═══ Information shown

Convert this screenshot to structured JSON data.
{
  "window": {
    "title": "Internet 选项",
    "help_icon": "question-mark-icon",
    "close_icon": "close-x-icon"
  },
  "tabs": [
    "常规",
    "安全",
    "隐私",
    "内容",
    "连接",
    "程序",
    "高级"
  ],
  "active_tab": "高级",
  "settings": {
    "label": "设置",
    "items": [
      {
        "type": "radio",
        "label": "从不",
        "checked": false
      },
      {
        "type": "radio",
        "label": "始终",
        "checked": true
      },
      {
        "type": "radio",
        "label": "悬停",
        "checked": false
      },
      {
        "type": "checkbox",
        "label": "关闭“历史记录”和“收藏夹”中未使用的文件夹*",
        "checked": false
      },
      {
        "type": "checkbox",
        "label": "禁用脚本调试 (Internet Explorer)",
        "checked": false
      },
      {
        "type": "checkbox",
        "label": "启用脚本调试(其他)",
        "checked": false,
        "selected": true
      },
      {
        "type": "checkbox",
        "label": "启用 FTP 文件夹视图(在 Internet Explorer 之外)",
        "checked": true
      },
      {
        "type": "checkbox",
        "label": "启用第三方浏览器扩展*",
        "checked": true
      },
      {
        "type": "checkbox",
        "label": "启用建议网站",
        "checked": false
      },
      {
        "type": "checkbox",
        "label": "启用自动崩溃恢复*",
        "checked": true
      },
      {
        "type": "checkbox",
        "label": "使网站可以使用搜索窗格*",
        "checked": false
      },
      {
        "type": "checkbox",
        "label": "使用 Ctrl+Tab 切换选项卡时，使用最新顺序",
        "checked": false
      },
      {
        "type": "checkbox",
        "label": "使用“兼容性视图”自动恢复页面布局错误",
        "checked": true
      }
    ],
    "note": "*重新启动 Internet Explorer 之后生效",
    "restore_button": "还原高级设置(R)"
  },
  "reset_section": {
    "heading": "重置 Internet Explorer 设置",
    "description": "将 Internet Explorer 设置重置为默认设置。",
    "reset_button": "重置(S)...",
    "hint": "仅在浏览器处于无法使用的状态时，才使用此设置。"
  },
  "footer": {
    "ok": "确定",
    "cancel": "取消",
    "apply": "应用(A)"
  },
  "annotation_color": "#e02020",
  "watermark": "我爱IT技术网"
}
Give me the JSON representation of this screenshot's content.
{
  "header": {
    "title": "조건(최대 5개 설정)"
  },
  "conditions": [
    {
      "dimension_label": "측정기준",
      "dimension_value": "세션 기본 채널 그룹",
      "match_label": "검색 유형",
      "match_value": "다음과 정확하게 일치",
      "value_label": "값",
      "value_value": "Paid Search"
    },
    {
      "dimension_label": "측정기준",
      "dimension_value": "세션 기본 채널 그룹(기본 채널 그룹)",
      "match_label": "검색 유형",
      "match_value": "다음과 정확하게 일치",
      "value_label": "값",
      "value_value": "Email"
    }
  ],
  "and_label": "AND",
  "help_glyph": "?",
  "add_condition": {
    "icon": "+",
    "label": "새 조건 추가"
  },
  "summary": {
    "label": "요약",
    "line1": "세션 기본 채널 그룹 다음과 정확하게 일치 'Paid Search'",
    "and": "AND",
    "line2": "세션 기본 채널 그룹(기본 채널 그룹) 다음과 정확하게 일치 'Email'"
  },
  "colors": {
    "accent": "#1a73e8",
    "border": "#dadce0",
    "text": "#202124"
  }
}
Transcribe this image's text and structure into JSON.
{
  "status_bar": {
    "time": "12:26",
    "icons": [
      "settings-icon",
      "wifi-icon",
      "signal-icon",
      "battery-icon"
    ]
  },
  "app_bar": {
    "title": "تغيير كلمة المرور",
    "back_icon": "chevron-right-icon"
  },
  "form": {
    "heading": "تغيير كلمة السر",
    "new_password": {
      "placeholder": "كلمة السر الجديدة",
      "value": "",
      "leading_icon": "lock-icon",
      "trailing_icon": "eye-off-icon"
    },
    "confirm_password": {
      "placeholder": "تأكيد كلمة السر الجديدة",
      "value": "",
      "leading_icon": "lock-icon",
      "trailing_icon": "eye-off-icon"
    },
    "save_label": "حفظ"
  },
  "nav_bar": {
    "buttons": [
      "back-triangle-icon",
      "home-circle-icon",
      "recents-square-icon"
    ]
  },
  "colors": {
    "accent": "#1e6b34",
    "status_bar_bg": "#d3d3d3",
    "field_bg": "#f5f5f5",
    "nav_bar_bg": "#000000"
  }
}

══════
═══ Information shown

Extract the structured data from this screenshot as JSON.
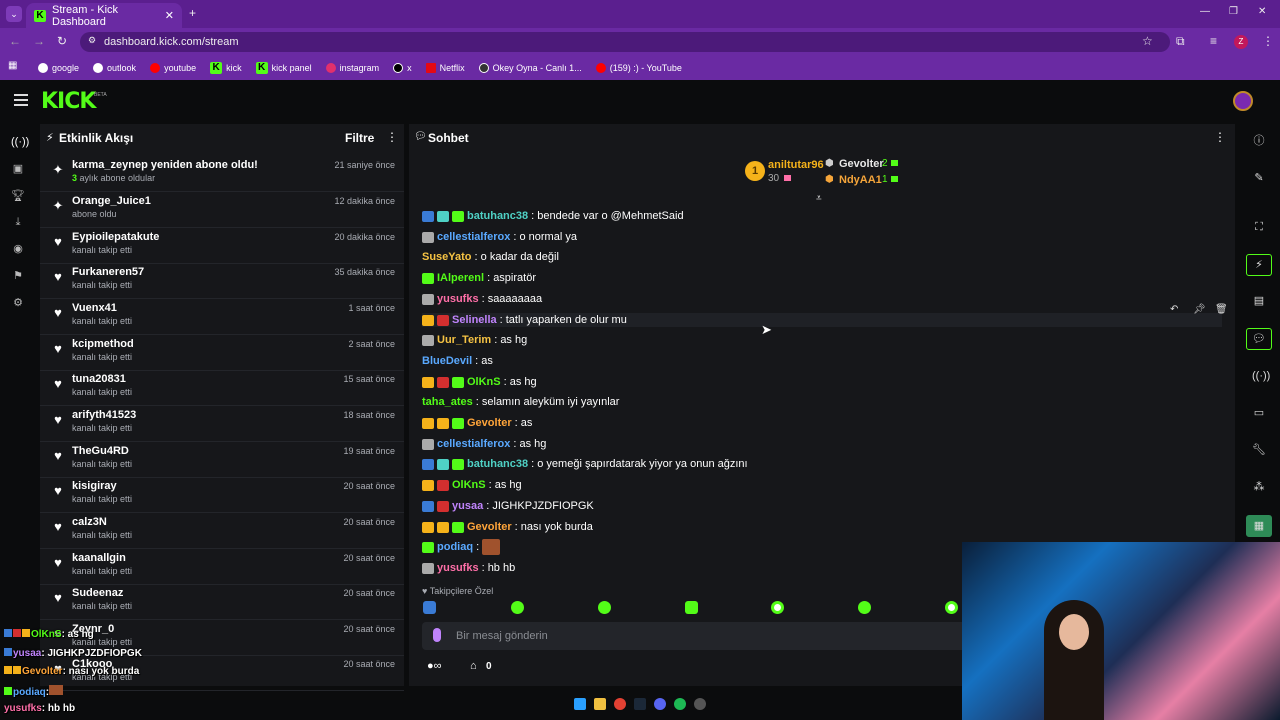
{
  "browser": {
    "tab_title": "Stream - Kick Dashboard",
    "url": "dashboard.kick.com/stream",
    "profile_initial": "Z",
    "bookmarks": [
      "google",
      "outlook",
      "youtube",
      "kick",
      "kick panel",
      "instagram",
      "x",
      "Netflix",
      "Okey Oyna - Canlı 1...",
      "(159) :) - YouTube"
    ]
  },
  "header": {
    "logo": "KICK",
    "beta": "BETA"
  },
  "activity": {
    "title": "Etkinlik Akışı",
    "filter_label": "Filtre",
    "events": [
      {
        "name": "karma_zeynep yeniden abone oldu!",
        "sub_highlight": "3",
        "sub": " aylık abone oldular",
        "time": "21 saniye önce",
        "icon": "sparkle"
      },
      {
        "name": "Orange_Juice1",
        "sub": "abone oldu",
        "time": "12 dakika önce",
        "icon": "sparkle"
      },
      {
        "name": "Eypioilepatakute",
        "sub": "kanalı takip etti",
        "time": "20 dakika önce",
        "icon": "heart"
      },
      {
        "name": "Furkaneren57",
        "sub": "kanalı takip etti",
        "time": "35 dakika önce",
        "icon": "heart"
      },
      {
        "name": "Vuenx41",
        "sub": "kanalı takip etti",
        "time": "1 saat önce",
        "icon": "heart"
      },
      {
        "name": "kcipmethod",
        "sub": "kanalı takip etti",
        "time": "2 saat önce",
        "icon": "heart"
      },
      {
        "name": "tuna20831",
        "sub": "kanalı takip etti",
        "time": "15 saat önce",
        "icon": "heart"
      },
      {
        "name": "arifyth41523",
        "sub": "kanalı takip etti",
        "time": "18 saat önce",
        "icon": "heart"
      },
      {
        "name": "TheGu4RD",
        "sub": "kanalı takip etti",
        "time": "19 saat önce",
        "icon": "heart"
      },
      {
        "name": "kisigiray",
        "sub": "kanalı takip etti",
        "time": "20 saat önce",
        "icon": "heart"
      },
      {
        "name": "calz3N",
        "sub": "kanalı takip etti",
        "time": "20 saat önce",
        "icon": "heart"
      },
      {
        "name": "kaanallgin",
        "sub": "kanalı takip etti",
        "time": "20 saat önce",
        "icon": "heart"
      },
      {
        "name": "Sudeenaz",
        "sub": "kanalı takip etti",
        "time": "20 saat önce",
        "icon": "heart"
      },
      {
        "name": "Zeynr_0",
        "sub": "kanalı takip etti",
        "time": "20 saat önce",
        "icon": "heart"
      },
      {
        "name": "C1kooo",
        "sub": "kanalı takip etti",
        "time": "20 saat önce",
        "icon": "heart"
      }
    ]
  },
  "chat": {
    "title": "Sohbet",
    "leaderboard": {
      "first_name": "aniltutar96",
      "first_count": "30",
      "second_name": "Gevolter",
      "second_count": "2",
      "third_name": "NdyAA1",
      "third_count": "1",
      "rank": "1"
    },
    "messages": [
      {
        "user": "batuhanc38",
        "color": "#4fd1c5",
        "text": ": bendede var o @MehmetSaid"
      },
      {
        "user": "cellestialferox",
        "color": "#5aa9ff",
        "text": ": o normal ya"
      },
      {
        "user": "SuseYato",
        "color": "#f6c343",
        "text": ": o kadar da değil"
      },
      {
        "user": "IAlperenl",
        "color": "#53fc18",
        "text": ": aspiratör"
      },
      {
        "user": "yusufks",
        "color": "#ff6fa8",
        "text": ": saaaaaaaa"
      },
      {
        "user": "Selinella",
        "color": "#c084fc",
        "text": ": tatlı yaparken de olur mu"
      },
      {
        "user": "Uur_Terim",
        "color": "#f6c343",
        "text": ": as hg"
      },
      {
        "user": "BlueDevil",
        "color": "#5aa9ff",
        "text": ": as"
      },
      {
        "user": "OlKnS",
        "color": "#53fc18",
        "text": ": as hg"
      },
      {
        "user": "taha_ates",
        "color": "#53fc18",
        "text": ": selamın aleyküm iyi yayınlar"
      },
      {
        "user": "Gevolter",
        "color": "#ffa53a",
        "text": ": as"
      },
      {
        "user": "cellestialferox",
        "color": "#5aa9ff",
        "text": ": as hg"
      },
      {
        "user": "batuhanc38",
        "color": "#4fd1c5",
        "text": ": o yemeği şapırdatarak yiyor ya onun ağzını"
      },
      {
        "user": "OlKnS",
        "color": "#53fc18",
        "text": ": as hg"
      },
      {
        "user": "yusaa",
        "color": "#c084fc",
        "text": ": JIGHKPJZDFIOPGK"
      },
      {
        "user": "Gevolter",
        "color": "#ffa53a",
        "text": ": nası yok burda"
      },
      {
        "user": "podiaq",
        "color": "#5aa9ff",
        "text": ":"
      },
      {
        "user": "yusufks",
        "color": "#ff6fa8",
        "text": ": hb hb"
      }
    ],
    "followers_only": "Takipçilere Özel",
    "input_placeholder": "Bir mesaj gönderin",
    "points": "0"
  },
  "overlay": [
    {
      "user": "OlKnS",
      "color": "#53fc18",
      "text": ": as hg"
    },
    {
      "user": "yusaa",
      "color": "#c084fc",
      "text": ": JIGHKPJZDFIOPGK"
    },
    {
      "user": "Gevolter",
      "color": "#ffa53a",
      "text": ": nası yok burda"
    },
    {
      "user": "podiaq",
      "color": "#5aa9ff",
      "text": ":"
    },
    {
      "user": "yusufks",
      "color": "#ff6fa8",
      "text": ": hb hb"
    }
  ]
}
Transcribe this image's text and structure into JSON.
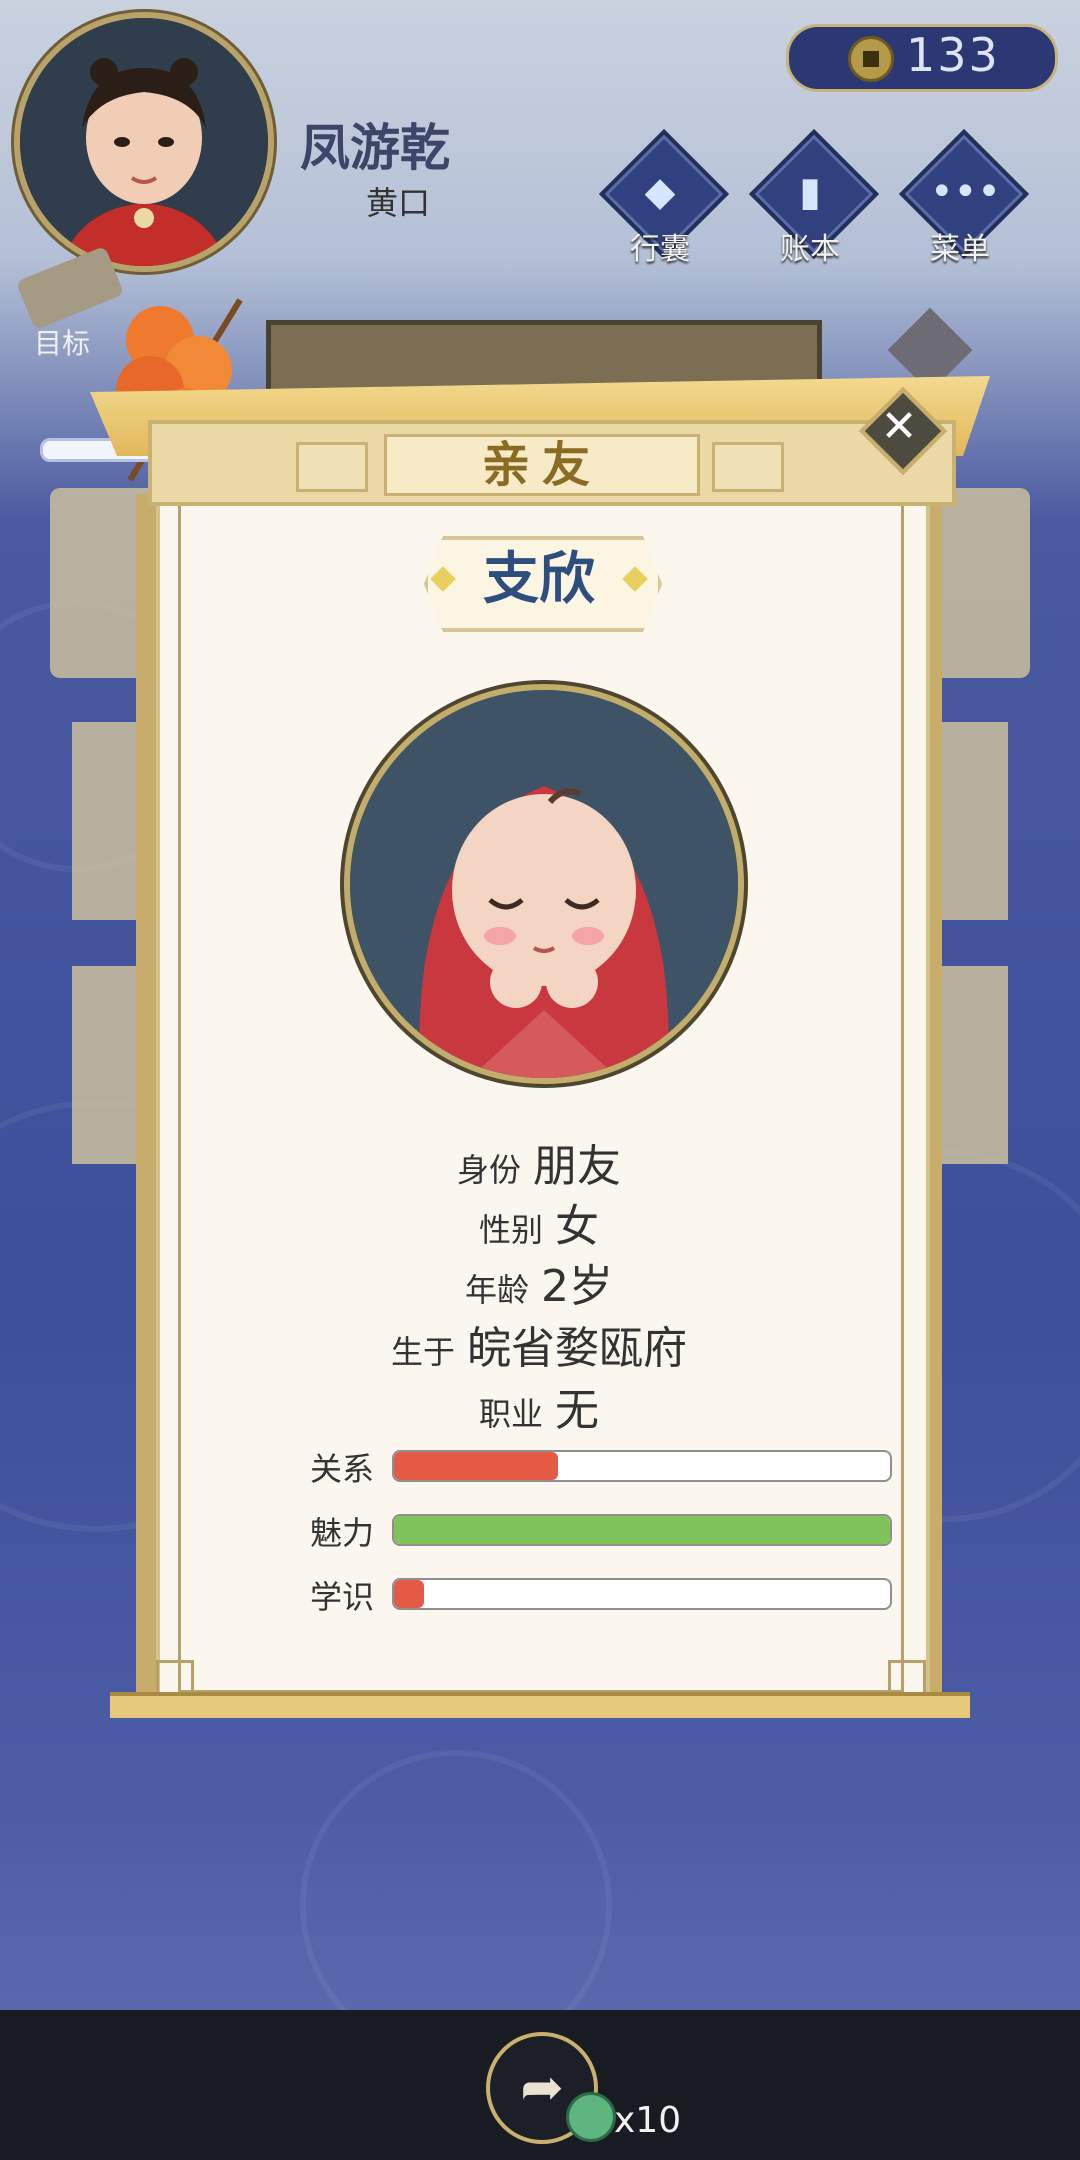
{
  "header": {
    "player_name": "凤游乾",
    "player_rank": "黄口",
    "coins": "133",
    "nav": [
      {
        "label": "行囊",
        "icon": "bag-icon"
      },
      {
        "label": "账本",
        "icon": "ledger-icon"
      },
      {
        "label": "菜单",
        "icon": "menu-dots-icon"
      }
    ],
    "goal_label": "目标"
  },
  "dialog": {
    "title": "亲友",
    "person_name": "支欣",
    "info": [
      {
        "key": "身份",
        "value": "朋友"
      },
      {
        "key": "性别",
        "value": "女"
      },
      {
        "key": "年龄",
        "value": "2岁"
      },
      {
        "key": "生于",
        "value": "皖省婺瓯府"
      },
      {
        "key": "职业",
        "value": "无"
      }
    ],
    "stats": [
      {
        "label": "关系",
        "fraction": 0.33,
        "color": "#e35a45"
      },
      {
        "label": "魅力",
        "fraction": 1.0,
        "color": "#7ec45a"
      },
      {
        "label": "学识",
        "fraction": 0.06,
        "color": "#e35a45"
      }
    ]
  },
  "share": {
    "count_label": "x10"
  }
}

══════
═══ Information shown

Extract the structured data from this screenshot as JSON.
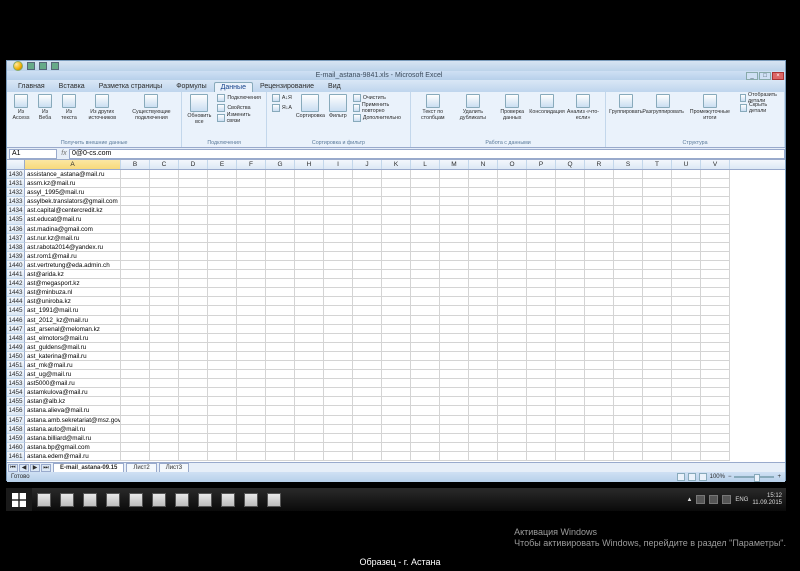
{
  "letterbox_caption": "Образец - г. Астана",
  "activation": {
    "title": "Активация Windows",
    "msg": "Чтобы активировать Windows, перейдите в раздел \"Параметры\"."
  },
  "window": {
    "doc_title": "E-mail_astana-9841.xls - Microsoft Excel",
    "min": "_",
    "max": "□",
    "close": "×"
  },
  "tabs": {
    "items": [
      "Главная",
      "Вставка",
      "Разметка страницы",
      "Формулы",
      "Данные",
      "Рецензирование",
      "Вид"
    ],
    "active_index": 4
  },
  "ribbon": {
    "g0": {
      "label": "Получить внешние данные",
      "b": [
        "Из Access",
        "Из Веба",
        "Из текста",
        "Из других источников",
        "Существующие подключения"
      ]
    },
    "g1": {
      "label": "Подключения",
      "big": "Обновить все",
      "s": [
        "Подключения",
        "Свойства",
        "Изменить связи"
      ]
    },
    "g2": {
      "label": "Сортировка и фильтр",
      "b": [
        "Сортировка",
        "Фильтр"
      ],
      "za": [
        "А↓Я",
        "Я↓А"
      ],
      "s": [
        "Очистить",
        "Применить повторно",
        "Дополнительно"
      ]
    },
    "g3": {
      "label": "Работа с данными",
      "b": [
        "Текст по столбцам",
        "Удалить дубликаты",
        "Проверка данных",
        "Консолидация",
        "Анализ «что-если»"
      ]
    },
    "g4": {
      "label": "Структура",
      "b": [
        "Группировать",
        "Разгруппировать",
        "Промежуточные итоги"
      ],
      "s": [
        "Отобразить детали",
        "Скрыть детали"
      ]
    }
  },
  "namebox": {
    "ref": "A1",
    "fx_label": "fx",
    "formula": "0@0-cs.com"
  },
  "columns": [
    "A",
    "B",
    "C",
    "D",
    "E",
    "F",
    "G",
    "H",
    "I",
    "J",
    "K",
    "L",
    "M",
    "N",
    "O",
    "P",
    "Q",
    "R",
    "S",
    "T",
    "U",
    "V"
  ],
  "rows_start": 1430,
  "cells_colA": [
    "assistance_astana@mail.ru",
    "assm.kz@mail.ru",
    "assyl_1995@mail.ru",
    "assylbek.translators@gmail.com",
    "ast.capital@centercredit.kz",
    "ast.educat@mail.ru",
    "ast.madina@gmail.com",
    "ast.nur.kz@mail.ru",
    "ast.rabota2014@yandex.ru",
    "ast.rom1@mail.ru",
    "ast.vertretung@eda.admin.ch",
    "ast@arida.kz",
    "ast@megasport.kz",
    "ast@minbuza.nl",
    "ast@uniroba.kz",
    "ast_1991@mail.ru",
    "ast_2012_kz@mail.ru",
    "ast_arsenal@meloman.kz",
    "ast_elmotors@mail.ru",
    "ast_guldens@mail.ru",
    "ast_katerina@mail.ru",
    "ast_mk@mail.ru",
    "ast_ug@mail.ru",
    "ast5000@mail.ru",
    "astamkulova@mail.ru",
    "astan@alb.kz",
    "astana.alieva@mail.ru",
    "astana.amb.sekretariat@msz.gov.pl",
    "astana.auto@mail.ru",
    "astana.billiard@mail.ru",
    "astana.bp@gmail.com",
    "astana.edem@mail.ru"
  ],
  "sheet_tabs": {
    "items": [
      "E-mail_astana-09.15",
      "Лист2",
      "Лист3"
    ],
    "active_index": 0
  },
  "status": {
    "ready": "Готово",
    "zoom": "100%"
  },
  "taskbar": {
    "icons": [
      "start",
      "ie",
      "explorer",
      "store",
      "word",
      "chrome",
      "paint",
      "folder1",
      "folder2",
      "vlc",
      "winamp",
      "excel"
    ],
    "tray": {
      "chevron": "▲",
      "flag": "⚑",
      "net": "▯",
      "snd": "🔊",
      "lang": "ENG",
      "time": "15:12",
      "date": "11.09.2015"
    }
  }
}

══════

* **Challenge**
Locate all lines holding the word "Сортировка", then copy them out.

* **Solution to this problem**
      "label": "Сортировка и фильтр",
        "Сортировка",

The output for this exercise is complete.